» Source records:

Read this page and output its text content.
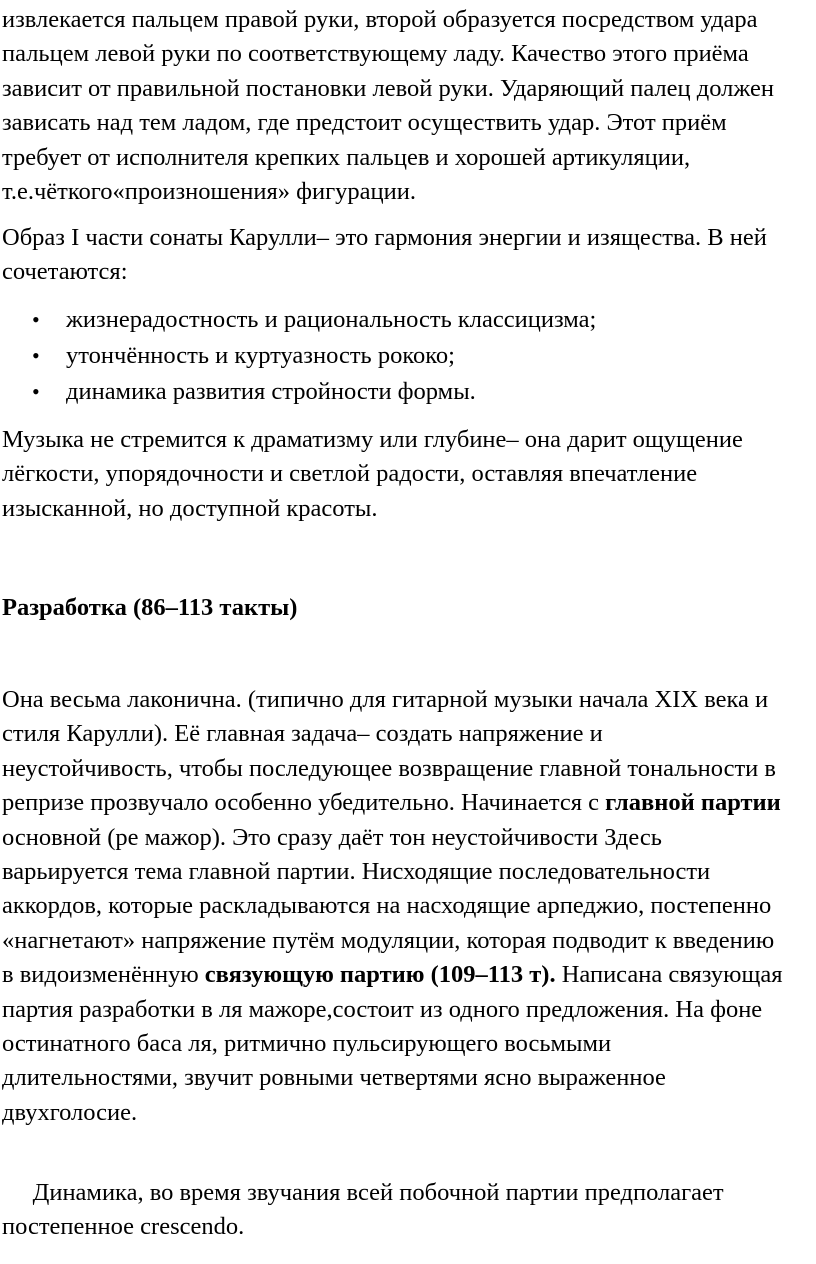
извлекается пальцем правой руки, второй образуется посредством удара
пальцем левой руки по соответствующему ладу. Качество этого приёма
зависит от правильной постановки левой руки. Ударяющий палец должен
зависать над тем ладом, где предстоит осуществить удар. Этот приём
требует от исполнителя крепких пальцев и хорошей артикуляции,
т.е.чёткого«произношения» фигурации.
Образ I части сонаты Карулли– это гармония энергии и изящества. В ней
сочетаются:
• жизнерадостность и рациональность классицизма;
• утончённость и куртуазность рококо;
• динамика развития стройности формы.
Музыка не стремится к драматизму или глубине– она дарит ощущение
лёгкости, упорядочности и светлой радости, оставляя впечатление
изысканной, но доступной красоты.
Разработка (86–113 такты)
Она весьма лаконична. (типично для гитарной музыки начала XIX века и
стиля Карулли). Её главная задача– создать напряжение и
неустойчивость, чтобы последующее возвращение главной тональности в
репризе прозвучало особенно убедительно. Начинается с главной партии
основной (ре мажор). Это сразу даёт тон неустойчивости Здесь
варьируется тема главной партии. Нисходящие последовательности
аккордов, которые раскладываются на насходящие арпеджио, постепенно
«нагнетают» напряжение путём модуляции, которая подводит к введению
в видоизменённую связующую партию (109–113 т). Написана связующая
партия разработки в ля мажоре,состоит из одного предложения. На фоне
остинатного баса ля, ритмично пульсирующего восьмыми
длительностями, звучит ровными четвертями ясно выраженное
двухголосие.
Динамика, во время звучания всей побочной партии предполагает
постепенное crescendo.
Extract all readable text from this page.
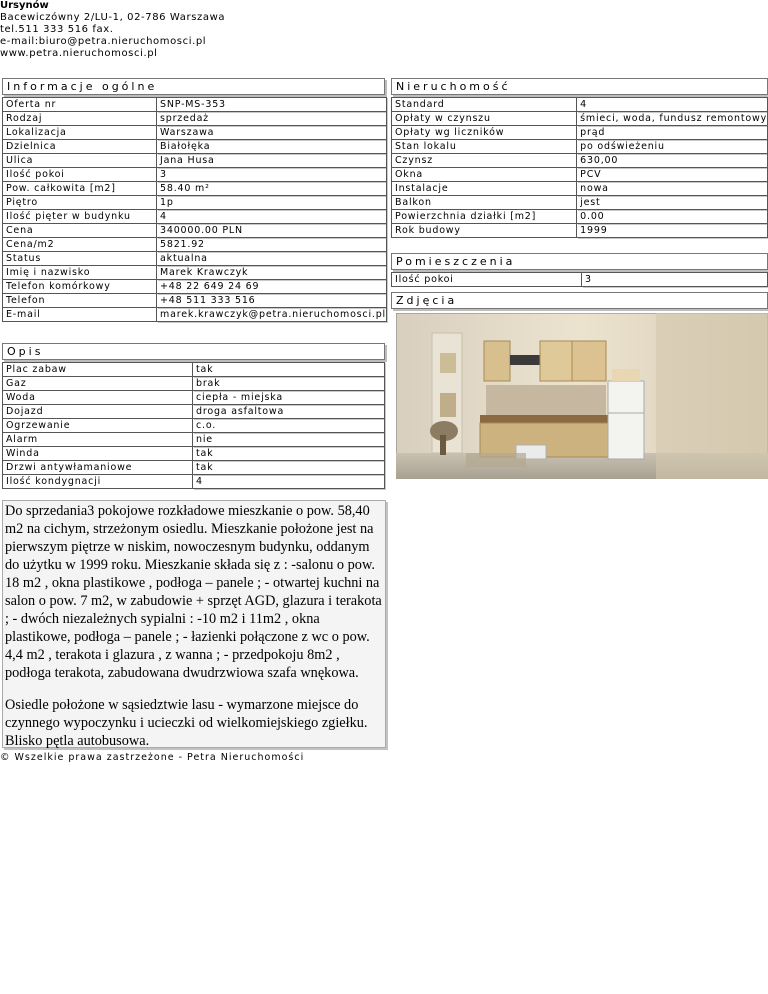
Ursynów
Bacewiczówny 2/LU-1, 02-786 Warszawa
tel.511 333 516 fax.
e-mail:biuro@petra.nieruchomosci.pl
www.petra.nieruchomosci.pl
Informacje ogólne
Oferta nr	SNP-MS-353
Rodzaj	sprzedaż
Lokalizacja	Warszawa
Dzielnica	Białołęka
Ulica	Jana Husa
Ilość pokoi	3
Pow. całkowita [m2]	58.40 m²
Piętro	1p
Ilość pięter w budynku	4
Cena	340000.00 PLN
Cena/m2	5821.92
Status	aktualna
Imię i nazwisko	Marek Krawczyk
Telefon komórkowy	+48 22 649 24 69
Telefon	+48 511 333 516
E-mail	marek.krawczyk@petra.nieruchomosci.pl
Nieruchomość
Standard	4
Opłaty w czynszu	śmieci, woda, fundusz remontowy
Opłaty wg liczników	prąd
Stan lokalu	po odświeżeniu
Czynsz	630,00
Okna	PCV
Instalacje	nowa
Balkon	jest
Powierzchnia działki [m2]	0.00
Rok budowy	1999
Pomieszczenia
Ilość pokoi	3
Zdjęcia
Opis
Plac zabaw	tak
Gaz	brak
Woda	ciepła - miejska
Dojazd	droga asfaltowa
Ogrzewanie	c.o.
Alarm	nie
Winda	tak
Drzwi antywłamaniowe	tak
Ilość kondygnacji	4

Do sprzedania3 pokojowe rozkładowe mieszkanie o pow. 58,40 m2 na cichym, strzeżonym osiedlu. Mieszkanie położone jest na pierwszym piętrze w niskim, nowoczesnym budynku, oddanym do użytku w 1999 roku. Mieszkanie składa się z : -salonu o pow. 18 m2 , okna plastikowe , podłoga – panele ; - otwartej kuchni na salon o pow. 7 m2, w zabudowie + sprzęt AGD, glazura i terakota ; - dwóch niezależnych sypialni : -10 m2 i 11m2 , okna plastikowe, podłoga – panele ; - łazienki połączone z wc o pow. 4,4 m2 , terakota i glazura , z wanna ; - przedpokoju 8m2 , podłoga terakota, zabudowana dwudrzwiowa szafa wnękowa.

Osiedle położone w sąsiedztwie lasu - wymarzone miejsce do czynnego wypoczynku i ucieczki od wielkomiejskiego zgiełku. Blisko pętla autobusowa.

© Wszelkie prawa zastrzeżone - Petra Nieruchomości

» Goal of the exercise:
Copy out every line where the word "mail" occurs.

» Finished answer:
e-mail:biuro@petra.nieruchomosci.pl
E-mail	marek.krawczyk@petra.nieruchomosci.pl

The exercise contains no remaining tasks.